*STATED PROBLEM:*
Print the listing below exactly.

------ PROVIDED DATA ------

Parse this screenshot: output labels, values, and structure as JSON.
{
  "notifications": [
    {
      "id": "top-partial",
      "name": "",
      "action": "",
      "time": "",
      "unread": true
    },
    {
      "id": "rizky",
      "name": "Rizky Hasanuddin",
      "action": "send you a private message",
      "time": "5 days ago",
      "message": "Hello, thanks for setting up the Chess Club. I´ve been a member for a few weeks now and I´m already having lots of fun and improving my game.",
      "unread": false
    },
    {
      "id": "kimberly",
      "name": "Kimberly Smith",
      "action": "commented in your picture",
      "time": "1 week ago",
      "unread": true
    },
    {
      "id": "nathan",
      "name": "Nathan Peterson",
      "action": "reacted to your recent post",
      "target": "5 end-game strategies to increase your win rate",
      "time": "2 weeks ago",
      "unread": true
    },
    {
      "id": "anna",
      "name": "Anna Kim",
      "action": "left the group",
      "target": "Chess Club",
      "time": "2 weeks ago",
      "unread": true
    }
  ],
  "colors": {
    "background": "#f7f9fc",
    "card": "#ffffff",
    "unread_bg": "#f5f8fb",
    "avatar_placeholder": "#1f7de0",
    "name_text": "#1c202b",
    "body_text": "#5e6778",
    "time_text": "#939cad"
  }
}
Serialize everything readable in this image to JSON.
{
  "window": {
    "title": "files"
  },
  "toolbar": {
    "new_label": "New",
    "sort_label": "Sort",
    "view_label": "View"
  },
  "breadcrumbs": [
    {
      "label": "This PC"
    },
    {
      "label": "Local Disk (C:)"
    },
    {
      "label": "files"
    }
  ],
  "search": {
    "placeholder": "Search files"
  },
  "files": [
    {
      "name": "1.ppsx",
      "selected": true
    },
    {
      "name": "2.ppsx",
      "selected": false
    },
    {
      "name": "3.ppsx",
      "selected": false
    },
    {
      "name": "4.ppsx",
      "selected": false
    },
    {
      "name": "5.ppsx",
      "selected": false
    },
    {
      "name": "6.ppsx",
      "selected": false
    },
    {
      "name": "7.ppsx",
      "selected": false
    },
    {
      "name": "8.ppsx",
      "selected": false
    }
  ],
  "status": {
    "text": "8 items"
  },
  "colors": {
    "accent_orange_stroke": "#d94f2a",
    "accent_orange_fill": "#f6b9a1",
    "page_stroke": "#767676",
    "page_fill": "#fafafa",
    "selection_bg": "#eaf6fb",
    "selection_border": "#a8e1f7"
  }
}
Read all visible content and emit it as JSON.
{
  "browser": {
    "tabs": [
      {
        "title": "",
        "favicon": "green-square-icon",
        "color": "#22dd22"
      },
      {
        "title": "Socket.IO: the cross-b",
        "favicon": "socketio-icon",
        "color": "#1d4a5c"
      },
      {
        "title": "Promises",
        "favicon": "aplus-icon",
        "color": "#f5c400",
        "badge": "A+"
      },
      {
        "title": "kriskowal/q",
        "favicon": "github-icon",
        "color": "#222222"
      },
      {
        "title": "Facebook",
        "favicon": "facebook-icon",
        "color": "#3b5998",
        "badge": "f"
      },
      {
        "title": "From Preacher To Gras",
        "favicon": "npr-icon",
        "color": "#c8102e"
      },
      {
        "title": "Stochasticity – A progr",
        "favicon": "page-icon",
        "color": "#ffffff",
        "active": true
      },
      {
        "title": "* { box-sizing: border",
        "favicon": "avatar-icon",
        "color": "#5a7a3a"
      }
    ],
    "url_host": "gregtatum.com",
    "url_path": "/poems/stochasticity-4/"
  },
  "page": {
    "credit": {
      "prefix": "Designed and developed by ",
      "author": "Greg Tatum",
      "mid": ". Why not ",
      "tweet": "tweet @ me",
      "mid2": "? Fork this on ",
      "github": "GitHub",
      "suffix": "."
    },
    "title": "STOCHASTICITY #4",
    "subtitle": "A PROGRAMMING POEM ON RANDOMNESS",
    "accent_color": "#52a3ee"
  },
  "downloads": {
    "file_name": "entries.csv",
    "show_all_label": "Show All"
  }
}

------

*SOLUTION TO THE PROBLEM:*
Parse this screenshot: output labels, values, and structure as JSON.
{
  "notifications": [
    {
      "id": "top-partial",
      "name": "",
      "action": "",
      "time": "",
      "unread": true
    },
    {
      "id": "rizky",
      "name": "Rizky Hasanuddin",
      "action": "send you a private message",
      "time": "5 days ago",
      "message": "Hello, thanks for setting up the Chess Club. I´ve been a member for a few weeks now and I´m already having lots of fun and improving my game.",
      "unread": false
    },
    {
      "id": "kimberly",
      "name": "Kimberly Smith",
      "action": "commented in your picture",
      "time": "1 week ago",
      "unread": true
    },
    {
      "id": "nathan",
      "name": "Nathan Peterson",
      "action": "reacted to your recent post",
      "target": "5 end-game strategies to increase your win rate",
      "time": "2 weeks ago",
      "unread": true
    },
    {
      "id": "anna",
      "name": "Anna Kim",
      "action": "left the group",
      "target": "Chess Club",
      "time": "2 weeks ago",
      "unread": true
    }
  ],
  "colors": {
    "background": "#f7f9fc",
    "card": "#ffffff",
    "unread_bg": "#f5f8fb",
    "avatar_placeholder": "#1f7de0",
    "name_text": "#1c202b",
    "body_text": "#5e6778",
    "time_text": "#939cad"
  }
}
Serialize everything readable in this image to JSON.
{
  "window": {
    "title": "files"
  },
  "toolbar": {
    "new_label": "New",
    "sort_label": "Sort",
    "view_label": "View"
  },
  "breadcrumbs": [
    {
      "label": "This PC"
    },
    {
      "label": "Local Disk (C:)"
    },
    {
      "label": "files"
    }
  ],
  "search": {
    "placeholder": "Search files"
  },
  "files": [
    {
      "name": "1.ppsx",
      "selected": true
    },
    {
      "name": "2.ppsx",
      "selected": false
    },
    {
      "name": "3.ppsx",
      "selected": false
    },
    {
      "name": "4.ppsx",
      "selected": false
    },
    {
      "name": "5.ppsx",
      "selected": false
    },
    {
      "name": "6.ppsx",
      "selected": false
    },
    {
      "name": "7.ppsx",
      "selected": false
    },
    {
      "name": "8.ppsx",
      "selected": false
    }
  ],
  "status": {
    "text": "8 items"
  },
  "colors": {
    "accent_orange_stroke": "#d94f2a",
    "accent_orange_fill": "#f6b9a1",
    "page_stroke": "#767676",
    "page_fill": "#fafafa",
    "selection_bg": "#eaf6fb",
    "selection_border": "#a8e1f7"
  }
}
Read all visible content and emit it as JSON.
{
  "browser": {
    "tabs": [
      {
        "title": "",
        "favicon": "green-square-icon",
        "color": "#22dd22"
      },
      {
        "title": "Socket.IO: the cross-b",
        "favicon": "socketio-icon",
        "color": "#1d4a5c"
      },
      {
        "title": "Promises",
        "favicon": "aplus-icon",
        "color": "#f5c400",
        "badge": "A+"
      },
      {
        "title": "kriskowal/q",
        "favicon": "github-icon",
        "color": "#222222"
      },
      {
        "title": "Facebook",
        "favicon": "facebook-icon",
        "color": "#3b5998",
        "badge": "f"
      },
      {
        "title": "From Preacher To Gras",
        "favicon": "npr-icon",
        "color": "#c8102e"
      },
      {
        "title": "Stochasticity – A progr",
        "favicon": "page-icon",
        "color": "#ffffff",
        "active": true
      },
      {
        "title": "* { box-sizing: border",
        "favicon": "avatar-icon",
        "color": "#5a7a3a"
      }
    ],
    "url_host": "gregtatum.com",
    "url_path": "/poems/stochasticity-4/"
  },
  "page": {
    "credit": {
      "prefix": "Designed and developed by ",
      "author": "Greg Tatum",
      "mid": ". Why not ",
      "tweet": "tweet @ me",
      "mid2": "? Fork this on ",
      "github": "GitHub",
      "suffix": "."
    },
    "title": "STOCHASTICITY #4",
    "subtitle": "A PROGRAMMING POEM ON RANDOMNESS",
    "accent_color": "#52a3ee"
  },
  "downloads": {
    "file_name": "entries.csv",
    "show_all_label": "Show All"
  }
}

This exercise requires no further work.